Aim: Look through the material below for "MainMenu". Copy every line that contains it.

Available data:
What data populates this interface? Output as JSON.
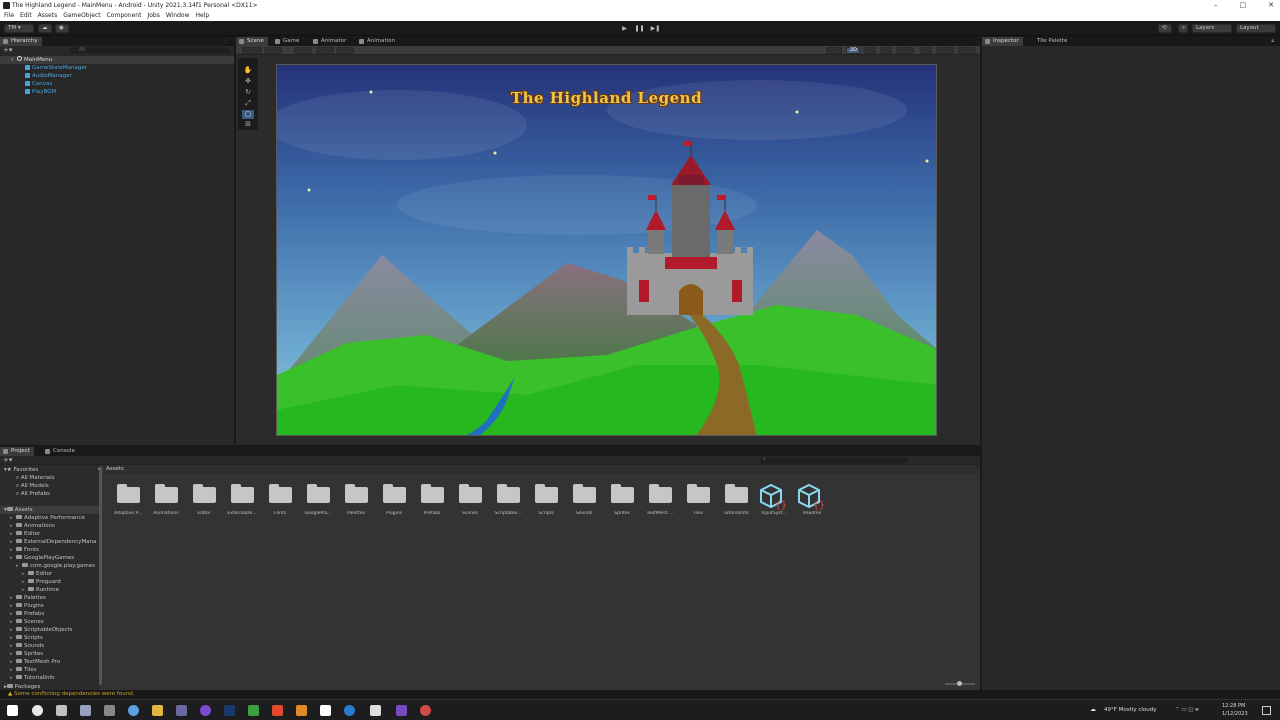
{
  "window": {
    "title": "The Highland Legend - MainMenu - Android - Unity 2021.3.14f1 Personal <DX11>",
    "controls": [
      "–",
      "□",
      "✕"
    ]
  },
  "menu": [
    "File",
    "Edit",
    "Assets",
    "GameObject",
    "Component",
    "Jobs",
    "Window",
    "Help"
  ],
  "toolbar": {
    "account": "TM ▾",
    "layers": "Layers",
    "layout": "Layout",
    "play": "▶",
    "pause": "❚❚",
    "step": "▶❚"
  },
  "hierarchy": {
    "tab": "Hierarchy",
    "search_placeholder": "All",
    "scene": "MainMenu",
    "objects": [
      "GameStateManager",
      "AudioManager",
      "Canvas",
      "PlayBGM"
    ]
  },
  "center_tabs": [
    "Scene",
    "Game",
    "Animator",
    "Animation"
  ],
  "scene_toolbar": {
    "mode_2d": "2D"
  },
  "game_view": {
    "title": "The Highland Legend"
  },
  "inspector": {
    "tabs": [
      "Inspector",
      "Tile Palette"
    ]
  },
  "project": {
    "tabs": [
      "Project",
      "Console"
    ],
    "favorites_label": "Favorites",
    "favorites": [
      "All Materials",
      "All Models",
      "All Prefabs"
    ],
    "assets_label": "Assets",
    "tree": [
      {
        "label": "Adaptive Performance",
        "depth": 1
      },
      {
        "label": "Animations",
        "depth": 1
      },
      {
        "label": "Editor",
        "depth": 1
      },
      {
        "label": "ExternalDependencyMana",
        "depth": 1
      },
      {
        "label": "Fonts",
        "depth": 1
      },
      {
        "label": "GooglePlayGames",
        "depth": 1
      },
      {
        "label": "com.google.play.games",
        "depth": 2
      },
      {
        "label": "Editor",
        "depth": 3
      },
      {
        "label": "Proguard",
        "depth": 3
      },
      {
        "label": "Runtime",
        "depth": 3
      },
      {
        "label": "Palettes",
        "depth": 1
      },
      {
        "label": "Plugins",
        "depth": 1
      },
      {
        "label": "Prefabs",
        "depth": 1
      },
      {
        "label": "Scenes",
        "depth": 1
      },
      {
        "label": "ScriptableObjects",
        "depth": 1
      },
      {
        "label": "Scripts",
        "depth": 1
      },
      {
        "label": "Sounds",
        "depth": 1
      },
      {
        "label": "Sprites",
        "depth": 1
      },
      {
        "label": "TextMesh Pro",
        "depth": 1
      },
      {
        "label": "Tiles",
        "depth": 1
      },
      {
        "label": "TutorialInfo",
        "depth": 1
      }
    ],
    "packages_label": "Packages",
    "breadcrumb": "Assets",
    "grid": [
      {
        "label": "Adaptive P...",
        "kind": "folder"
      },
      {
        "label": "Animations",
        "kind": "folder"
      },
      {
        "label": "Editor",
        "kind": "folder"
      },
      {
        "label": "ExternalDe...",
        "kind": "folder"
      },
      {
        "label": "Fonts",
        "kind": "folder"
      },
      {
        "label": "GooglePla...",
        "kind": "folder"
      },
      {
        "label": "Palettes",
        "kind": "folder"
      },
      {
        "label": "Plugins",
        "kind": "folder"
      },
      {
        "label": "Prefabs",
        "kind": "folder"
      },
      {
        "label": "Scenes",
        "kind": "folder"
      },
      {
        "label": "Scriptable...",
        "kind": "folder"
      },
      {
        "label": "Scripts",
        "kind": "folder"
      },
      {
        "label": "Sounds",
        "kind": "folder"
      },
      {
        "label": "Sprites",
        "kind": "folder"
      },
      {
        "label": "TextMesh ...",
        "kind": "folder"
      },
      {
        "label": "Tiles",
        "kind": "folder"
      },
      {
        "label": "TutorialInfo",
        "kind": "folder"
      },
      {
        "label": "InputSyst...",
        "kind": "package"
      },
      {
        "label": "Readme",
        "kind": "package"
      }
    ]
  },
  "status": {
    "warning": "Some conflicting dependencies were found."
  },
  "taskbar": {
    "weather": "49°F  Mostly cloudy",
    "time": "12:28 PM",
    "date": "1/12/2023"
  },
  "colors": {
    "panel": "#282828",
    "toolbar": "#191919",
    "accent_blue": "#4ea5d9",
    "title_gold": "#f0c64a",
    "warning": "#c8a42a"
  }
}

Written reply:
    "title": "The Highland Legend - MainMenu - Android - Unity 2021.3.14f1 Personal <DX11>",
    "scene": "MainMenu",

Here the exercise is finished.